* [Written problem] Write out the records that appear below, verbatim and complete, but without pictures.

* [Entries provided]

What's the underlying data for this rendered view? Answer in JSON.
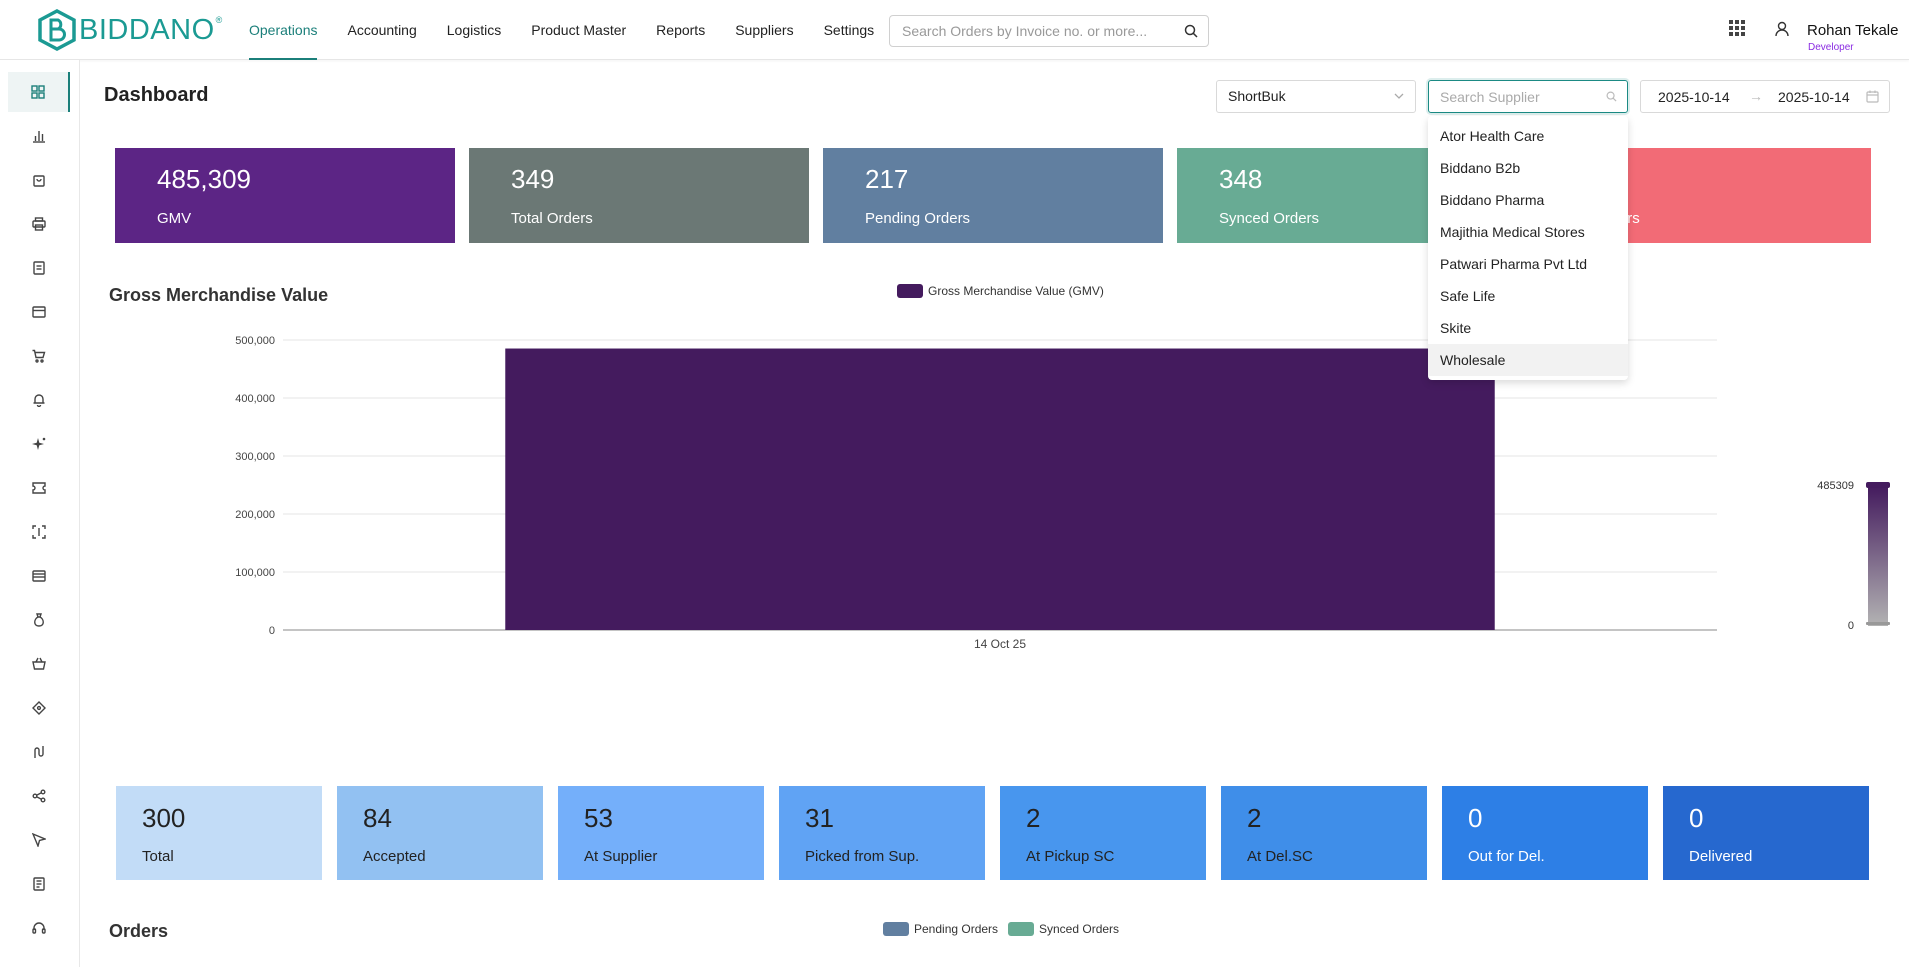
{
  "brand": {
    "name": "BIDDANO",
    "reg": "®",
    "color": "#1b9a93"
  },
  "nav": [
    {
      "label": "Operations",
      "active": true
    },
    {
      "label": "Accounting"
    },
    {
      "label": "Logistics"
    },
    {
      "label": "Product Master"
    },
    {
      "label": "Reports"
    },
    {
      "label": "Suppliers"
    },
    {
      "label": "Settings"
    }
  ],
  "search": {
    "placeholder": "Search Orders by Invoice no. or more...",
    "value": ""
  },
  "user": {
    "name": "Rohan Tekale",
    "role": "Developer"
  },
  "sidebar": {
    "icons": [
      "dashboard-icon",
      "bar-chart-icon",
      "shopping-bag-icon",
      "printer-icon",
      "document-icon",
      "card-icon",
      "cart-icon",
      "bell-icon",
      "sparkle-icon",
      "ticket-icon",
      "scan-icon",
      "wallet-icon",
      "money-bag-icon",
      "basket-icon",
      "tag-icon",
      "route-icon",
      "share-icon",
      "send-icon",
      "report-icon",
      "headset-icon"
    ]
  },
  "page": {
    "title": "Dashboard"
  },
  "filters": {
    "company_select": "ShortBuk",
    "supplier_search_placeholder": "Search Supplier",
    "supplier_search_value": "",
    "date_start": "2025-10-14",
    "date_arrow": "→",
    "date_end": "2025-10-14"
  },
  "dropdown": {
    "items": [
      "Ator Health Care",
      "Biddano B2b",
      "Biddano Pharma",
      "Majithia Medical Stores",
      "Patwari Pharma Pvt Ltd",
      "Safe Life",
      "Skite",
      "Wholesale"
    ],
    "hovered": "Wholesale"
  },
  "kpis": [
    {
      "value": "485,309",
      "label": "GMV",
      "color": "#5c2585"
    },
    {
      "value": "349",
      "label": "Total Orders",
      "color": "#6b7875"
    },
    {
      "value": "217",
      "label": "Pending Orders",
      "color": "#617fa0"
    },
    {
      "value": "348",
      "label": "Synced Orders",
      "color": "#68ab94"
    },
    {
      "value": "",
      "label": "ed Orders",
      "color": "#f26b76"
    }
  ],
  "gmv_chart": {
    "title": "Gross Merchandise Value",
    "legend": "Gross Merchandise Value (GMV)",
    "bar_color": "#441b5e"
  },
  "chart_data": {
    "type": "bar",
    "title": "Gross Merchandise Value",
    "categories": [
      "14 Oct 25"
    ],
    "series": [
      {
        "name": "Gross Merchandise Value (GMV)",
        "values": [
          485309
        ]
      }
    ],
    "ylim": [
      0,
      500000
    ],
    "yticks": [
      "0",
      "100,000",
      "200,000",
      "300,000",
      "400,000",
      "500,000"
    ],
    "grid": true,
    "legend": "top-center",
    "visual_map": {
      "max_label": "485309",
      "min_label": "0"
    }
  },
  "delivery": [
    {
      "value": "300",
      "label": "Total",
      "color": "#c2dcf7",
      "text": "#222"
    },
    {
      "value": "84",
      "label": "Accepted",
      "color": "#92c1f2",
      "text": "#222"
    },
    {
      "value": "53",
      "label": "At Supplier",
      "color": "#74affa",
      "text": "#222"
    },
    {
      "value": "31",
      "label": "Picked from Sup.",
      "color": "#60a3f4",
      "text": "#222"
    },
    {
      "value": "2",
      "label": "At Pickup SC",
      "color": "#4896ee",
      "text": "#222"
    },
    {
      "value": "2",
      "label": "At Del.SC",
      "color": "#3f8ee9",
      "text": "#222"
    },
    {
      "value": "0",
      "label": "Out for Del.",
      "color": "#2d7fe6",
      "text": "#fff"
    },
    {
      "value": "0",
      "label": "Delivered",
      "color": "#2668cf",
      "text": "#fff"
    }
  ],
  "orders": {
    "title": "Orders",
    "legend": [
      {
        "name": "Pending Orders",
        "color": "#617fa0"
      },
      {
        "name": "Synced Orders",
        "color": "#68ab94"
      }
    ]
  }
}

* [Reply to the task]
What's the underlying data for this rendered view? Answer in JSON.
{
  "brand": {
    "name": "BIDDANO",
    "reg": "®",
    "color": "#1b9a93"
  },
  "nav": [
    {
      "label": "Operations",
      "active": true
    },
    {
      "label": "Accounting"
    },
    {
      "label": "Logistics"
    },
    {
      "label": "Product Master"
    },
    {
      "label": "Reports"
    },
    {
      "label": "Suppliers"
    },
    {
      "label": "Settings"
    }
  ],
  "search": {
    "placeholder": "Search Orders by Invoice no. or more...",
    "value": ""
  },
  "user": {
    "name": "Rohan Tekale",
    "role": "Developer"
  },
  "sidebar": {
    "icons": [
      "dashboard-icon",
      "bar-chart-icon",
      "shopping-bag-icon",
      "printer-icon",
      "document-icon",
      "card-icon",
      "cart-icon",
      "bell-icon",
      "sparkle-icon",
      "ticket-icon",
      "scan-icon",
      "wallet-icon",
      "money-bag-icon",
      "basket-icon",
      "tag-icon",
      "route-icon",
      "share-icon",
      "send-icon",
      "report-icon",
      "headset-icon"
    ]
  },
  "page": {
    "title": "Dashboard"
  },
  "filters": {
    "company_select": "ShortBuk",
    "supplier_search_placeholder": "Search Supplier",
    "supplier_search_value": "",
    "date_start": "2025-10-14",
    "date_arrow": "→",
    "date_end": "2025-10-14"
  },
  "dropdown": {
    "items": [
      "Ator Health Care",
      "Biddano B2b",
      "Biddano Pharma",
      "Majithia Medical Stores",
      "Patwari Pharma Pvt Ltd",
      "Safe Life",
      "Skite",
      "Wholesale"
    ],
    "hovered": "Wholesale"
  },
  "kpis": [
    {
      "value": "485,309",
      "label": "GMV",
      "color": "#5c2585"
    },
    {
      "value": "349",
      "label": "Total Orders",
      "color": "#6b7875"
    },
    {
      "value": "217",
      "label": "Pending Orders",
      "color": "#617fa0"
    },
    {
      "value": "348",
      "label": "Synced Orders",
      "color": "#68ab94"
    },
    {
      "value": "",
      "label": "ed Orders",
      "color": "#f26b76"
    }
  ],
  "gmv_chart": {
    "title": "Gross Merchandise Value",
    "legend": "Gross Merchandise Value (GMV)",
    "bar_color": "#441b5e"
  },
  "chart_data": {
    "type": "bar",
    "title": "Gross Merchandise Value",
    "categories": [
      "14 Oct 25"
    ],
    "series": [
      {
        "name": "Gross Merchandise Value (GMV)",
        "values": [
          485309
        ]
      }
    ],
    "ylim": [
      0,
      500000
    ],
    "yticks": [
      "0",
      "100,000",
      "200,000",
      "300,000",
      "400,000",
      "500,000"
    ],
    "grid": true,
    "legend": "top-center",
    "visual_map": {
      "max_label": "485309",
      "min_label": "0"
    }
  },
  "delivery": [
    {
      "value": "300",
      "label": "Total",
      "color": "#c2dcf7",
      "text": "#222"
    },
    {
      "value": "84",
      "label": "Accepted",
      "color": "#92c1f2",
      "text": "#222"
    },
    {
      "value": "53",
      "label": "At Supplier",
      "color": "#74affa",
      "text": "#222"
    },
    {
      "value": "31",
      "label": "Picked from Sup.",
      "color": "#60a3f4",
      "text": "#222"
    },
    {
      "value": "2",
      "label": "At Pickup SC",
      "color": "#4896ee",
      "text": "#222"
    },
    {
      "value": "2",
      "label": "At Del.SC",
      "color": "#3f8ee9",
      "text": "#222"
    },
    {
      "value": "0",
      "label": "Out for Del.",
      "color": "#2d7fe6",
      "text": "#fff"
    },
    {
      "value": "0",
      "label": "Delivered",
      "color": "#2668cf",
      "text": "#fff"
    }
  ],
  "orders": {
    "title": "Orders",
    "legend": [
      {
        "name": "Pending Orders",
        "color": "#617fa0"
      },
      {
        "name": "Synced Orders",
        "color": "#68ab94"
      }
    ]
  }
}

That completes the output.